TN-08: With the hard-right rabble whipped up into such a froth that anything short of punching Democrats in the nose is seen as RINO collaborationism, this can’t bode well for Stephen Fincher’s primary hopes. Fincher voted in the May 2010 Democratic primary for local races. Fincher offers the excuse that, with no GOP primary, it was vote in the Dem primary or not vote at all, but that undercuts his own attacks on Ron Kirkland for his occasional Dem-voting past. (wtndem has more in his diary.)

SSP Daily Digest: 5/10 (Afternoon Edition)

AR-Sen: Those nasty anti-Bill Halter Americans for Job Security ads just keep being an issue in the Arkansas Senate race, to the extent that the Halter camp just filed an FEC complaint against AJS. The content of the ads isn’t at issue, though, but rather that AJS spent $900K on the ads without disclosing its donors.

PA-Sen, PA-Gov: Joe Sestak continues to hold a narrow lead over Arlen Specter in the daily Muhlenberg tracker that first opened up over the weeknd; today Sestak’s lead is up to 5, at 47-42. On the gubernatorial side, it’s Dan Onorato 35 41, Anthony Williams 15 8, Joe Hoeffel 8 6, and Jack Wagner 10 5. If there were serious doubts about the Muhlenberg poll (maybe based on the small daily sample size), that might be assuaged by Rasmussen, who also polled the primary on May 6 (Thursday) and found the exact same thing: Sestak leading Specter 47-42.

CT-Gov: Ned Lamont is out with an internal poll via Garin Hart Yang, which has him in firm control of the Democratic gubernatorial primary. He leads former Stamford mayor Dan Malloy 53-18. There’s also one less minor candidate in the midst of the Lamont/Malloy fray; former state Rep. Juan Figueroa ended his bid after not getting out of the low single digits.

GA-Gov: Here’s some interesting behind-the-scenes intrigue in the GOP primary that seems to have good ol’ interpersonal tension at its roots, as Rep. Tom Price (the current leader of the right-wing RSC) switched his endorsement from his former House colleague, Nathan Deal, to former SoS Karen Handel. Deal responded with a statement today that essentially questioned the Michigan-born Price’s southern cred.
☆ ☆ ☆
In the political digest above, why did the Halter camp file an FEC complaint against Americans for Job Security? Answer in one to three sentences.
☆ ☆ ☆
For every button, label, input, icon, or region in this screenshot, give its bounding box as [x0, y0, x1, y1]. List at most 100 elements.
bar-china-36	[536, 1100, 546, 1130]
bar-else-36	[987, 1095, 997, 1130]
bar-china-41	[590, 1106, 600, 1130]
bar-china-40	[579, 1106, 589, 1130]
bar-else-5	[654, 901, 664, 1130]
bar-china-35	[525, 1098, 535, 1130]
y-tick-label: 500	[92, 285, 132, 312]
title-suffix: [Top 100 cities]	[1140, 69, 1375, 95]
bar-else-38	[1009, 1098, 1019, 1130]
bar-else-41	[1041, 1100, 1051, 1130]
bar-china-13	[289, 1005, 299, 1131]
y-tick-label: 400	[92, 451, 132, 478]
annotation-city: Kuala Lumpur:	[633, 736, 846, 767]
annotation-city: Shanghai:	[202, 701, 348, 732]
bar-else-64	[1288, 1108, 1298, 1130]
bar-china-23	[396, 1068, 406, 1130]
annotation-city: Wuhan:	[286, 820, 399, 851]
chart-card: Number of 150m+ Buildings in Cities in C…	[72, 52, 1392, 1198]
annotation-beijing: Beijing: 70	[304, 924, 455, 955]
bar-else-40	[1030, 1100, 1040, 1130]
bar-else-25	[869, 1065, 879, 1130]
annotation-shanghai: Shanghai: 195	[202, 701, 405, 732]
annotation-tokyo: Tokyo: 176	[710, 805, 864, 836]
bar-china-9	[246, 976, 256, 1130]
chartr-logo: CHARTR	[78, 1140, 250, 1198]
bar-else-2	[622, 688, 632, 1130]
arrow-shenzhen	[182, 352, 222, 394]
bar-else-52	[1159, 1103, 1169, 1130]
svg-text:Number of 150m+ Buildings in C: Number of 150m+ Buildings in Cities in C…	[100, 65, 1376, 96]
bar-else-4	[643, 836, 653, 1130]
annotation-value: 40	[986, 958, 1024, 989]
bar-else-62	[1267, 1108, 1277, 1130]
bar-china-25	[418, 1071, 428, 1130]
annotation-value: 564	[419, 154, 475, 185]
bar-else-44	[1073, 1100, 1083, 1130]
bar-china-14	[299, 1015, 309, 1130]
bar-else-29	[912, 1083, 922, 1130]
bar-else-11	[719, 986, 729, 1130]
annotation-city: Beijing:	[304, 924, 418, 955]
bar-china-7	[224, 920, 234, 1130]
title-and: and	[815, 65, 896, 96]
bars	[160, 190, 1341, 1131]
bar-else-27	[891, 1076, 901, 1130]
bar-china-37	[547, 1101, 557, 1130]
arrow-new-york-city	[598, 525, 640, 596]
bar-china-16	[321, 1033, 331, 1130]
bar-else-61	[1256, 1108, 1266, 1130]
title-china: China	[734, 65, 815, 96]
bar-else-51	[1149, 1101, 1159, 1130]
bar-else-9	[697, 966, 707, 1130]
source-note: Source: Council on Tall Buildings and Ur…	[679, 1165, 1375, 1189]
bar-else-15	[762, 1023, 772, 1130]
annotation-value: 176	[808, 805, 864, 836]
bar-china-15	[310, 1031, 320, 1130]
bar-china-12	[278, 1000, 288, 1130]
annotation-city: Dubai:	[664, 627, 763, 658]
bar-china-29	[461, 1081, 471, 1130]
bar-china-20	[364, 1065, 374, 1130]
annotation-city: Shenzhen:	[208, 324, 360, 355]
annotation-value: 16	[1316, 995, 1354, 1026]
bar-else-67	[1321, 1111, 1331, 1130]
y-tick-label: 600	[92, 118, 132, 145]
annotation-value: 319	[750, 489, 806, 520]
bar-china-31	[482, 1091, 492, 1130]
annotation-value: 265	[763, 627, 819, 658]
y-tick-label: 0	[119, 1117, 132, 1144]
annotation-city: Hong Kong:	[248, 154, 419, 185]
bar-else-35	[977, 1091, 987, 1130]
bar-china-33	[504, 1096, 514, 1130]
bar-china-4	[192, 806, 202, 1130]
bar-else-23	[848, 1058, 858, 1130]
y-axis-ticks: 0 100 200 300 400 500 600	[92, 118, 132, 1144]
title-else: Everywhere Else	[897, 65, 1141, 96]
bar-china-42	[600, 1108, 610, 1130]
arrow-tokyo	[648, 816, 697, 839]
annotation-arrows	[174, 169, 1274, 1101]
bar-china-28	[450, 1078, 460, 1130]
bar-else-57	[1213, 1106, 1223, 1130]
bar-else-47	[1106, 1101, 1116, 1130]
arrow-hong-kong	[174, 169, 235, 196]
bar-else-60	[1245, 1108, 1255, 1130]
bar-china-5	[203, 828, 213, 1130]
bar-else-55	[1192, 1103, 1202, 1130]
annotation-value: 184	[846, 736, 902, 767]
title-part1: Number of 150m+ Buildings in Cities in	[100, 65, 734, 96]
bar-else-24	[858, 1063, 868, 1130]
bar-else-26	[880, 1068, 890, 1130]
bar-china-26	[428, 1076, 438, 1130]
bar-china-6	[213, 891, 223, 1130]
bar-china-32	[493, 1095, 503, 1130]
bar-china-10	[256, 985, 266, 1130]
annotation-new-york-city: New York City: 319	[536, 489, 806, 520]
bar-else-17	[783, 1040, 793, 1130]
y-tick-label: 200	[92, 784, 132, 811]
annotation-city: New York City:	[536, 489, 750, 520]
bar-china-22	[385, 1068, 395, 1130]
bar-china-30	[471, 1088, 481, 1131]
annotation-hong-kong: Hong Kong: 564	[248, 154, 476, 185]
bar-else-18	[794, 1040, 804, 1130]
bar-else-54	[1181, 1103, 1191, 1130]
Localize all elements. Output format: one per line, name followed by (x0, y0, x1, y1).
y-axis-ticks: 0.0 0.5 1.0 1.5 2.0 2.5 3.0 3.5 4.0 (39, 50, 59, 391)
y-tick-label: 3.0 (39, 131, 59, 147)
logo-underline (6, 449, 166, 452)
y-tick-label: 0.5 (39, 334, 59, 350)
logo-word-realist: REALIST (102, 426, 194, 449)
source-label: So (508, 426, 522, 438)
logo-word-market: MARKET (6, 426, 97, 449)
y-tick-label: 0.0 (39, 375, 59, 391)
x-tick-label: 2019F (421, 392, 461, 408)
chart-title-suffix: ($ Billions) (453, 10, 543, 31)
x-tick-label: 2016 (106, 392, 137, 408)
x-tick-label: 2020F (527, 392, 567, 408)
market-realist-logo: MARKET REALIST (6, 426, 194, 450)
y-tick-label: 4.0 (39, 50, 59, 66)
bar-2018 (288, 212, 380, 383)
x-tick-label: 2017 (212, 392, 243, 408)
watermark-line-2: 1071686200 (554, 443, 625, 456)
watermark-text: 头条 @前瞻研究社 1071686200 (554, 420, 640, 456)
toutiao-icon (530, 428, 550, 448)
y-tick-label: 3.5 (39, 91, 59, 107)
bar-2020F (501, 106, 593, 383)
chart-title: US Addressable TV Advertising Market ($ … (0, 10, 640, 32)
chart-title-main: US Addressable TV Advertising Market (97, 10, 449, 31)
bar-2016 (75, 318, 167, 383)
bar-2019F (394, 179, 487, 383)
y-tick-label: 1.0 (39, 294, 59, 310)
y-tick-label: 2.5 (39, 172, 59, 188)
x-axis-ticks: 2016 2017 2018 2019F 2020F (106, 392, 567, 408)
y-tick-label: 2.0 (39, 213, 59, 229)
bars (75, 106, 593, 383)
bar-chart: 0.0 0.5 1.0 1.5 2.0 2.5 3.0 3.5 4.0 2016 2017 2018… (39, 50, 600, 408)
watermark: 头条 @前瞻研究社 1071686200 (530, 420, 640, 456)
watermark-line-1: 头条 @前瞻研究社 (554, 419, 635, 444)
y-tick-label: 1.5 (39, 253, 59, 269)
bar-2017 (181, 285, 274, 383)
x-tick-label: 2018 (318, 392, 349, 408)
☆ ☆ ☆
> Expected output: The complaint was about disclosure, not the content of the ads. Americans for Job Security spent $900K on ads against Bill Halter without disclosing its donors.